### Objective
Wherever the string "this" appears, copy the whole line.
##### Listing #####
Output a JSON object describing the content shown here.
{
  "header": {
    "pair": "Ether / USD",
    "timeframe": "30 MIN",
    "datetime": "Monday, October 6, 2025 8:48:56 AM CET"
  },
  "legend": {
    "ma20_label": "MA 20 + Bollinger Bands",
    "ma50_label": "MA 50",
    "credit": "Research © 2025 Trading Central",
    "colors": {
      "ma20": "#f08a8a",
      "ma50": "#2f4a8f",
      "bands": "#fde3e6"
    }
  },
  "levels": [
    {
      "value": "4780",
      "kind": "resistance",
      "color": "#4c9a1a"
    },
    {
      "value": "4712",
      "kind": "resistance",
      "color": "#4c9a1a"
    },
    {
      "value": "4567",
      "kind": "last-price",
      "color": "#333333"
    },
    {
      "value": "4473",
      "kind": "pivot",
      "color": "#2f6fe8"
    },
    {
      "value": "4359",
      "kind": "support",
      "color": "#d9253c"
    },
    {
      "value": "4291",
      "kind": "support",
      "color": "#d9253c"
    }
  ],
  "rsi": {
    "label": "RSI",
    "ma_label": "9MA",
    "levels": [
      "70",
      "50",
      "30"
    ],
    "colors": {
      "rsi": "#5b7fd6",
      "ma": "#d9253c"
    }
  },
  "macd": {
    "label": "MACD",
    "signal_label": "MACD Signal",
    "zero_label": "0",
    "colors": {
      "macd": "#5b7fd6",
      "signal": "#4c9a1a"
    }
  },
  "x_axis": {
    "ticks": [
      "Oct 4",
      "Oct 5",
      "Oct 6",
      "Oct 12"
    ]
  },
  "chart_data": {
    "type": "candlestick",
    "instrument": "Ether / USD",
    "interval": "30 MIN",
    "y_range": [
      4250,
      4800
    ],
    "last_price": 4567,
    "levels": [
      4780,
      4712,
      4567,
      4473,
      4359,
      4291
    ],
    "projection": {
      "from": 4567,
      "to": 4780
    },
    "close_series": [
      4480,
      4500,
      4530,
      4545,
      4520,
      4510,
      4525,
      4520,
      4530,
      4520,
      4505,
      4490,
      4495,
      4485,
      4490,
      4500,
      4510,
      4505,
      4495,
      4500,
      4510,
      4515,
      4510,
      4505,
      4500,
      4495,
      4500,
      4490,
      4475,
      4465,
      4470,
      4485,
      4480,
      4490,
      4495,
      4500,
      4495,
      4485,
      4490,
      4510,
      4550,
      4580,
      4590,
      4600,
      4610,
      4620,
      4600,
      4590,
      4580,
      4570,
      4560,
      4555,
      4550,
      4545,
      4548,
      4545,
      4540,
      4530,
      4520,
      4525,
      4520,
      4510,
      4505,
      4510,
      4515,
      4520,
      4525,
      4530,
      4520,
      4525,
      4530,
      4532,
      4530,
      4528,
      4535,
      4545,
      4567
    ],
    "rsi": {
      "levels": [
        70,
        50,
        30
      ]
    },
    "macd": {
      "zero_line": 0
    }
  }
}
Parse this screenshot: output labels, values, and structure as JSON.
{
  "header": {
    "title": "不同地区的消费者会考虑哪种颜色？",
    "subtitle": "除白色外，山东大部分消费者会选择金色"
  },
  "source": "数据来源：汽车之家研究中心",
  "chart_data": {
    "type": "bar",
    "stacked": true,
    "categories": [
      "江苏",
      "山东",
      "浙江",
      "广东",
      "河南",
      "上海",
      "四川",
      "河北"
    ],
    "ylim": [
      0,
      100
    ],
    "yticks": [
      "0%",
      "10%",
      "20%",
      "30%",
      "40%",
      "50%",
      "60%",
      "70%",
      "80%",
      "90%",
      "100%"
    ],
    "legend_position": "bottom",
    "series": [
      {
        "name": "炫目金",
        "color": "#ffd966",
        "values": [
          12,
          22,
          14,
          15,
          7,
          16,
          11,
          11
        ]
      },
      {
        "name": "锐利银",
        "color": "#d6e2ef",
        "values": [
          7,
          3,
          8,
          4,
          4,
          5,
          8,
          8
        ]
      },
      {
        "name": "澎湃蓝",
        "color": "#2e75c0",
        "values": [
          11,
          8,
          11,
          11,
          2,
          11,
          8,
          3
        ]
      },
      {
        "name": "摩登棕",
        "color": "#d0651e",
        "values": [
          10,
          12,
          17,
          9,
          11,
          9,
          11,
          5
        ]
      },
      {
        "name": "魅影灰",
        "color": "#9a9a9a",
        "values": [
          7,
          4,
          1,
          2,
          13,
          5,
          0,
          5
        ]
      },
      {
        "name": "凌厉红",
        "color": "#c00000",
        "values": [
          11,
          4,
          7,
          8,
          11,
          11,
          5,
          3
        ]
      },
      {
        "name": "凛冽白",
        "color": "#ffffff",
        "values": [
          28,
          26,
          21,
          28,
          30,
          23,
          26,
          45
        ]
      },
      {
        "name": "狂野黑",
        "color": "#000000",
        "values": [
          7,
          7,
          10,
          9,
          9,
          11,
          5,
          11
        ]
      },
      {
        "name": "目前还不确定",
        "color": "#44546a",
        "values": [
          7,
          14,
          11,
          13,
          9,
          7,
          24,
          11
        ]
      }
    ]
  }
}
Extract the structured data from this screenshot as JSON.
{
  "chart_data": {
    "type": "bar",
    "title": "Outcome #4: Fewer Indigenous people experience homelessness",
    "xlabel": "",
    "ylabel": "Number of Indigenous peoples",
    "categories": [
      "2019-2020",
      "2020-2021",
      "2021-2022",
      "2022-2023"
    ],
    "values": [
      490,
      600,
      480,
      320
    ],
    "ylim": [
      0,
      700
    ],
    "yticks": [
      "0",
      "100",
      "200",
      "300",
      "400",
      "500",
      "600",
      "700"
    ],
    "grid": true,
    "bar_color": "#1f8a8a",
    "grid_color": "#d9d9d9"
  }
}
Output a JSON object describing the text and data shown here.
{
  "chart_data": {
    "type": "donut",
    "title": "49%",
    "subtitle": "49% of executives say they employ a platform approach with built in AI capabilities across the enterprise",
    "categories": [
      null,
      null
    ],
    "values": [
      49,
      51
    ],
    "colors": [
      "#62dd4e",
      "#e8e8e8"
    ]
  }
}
#####
### Written solution
Parse this screenshot: output labels, values, and structure as JSON.
Extract the structured data from this screenshot as JSON.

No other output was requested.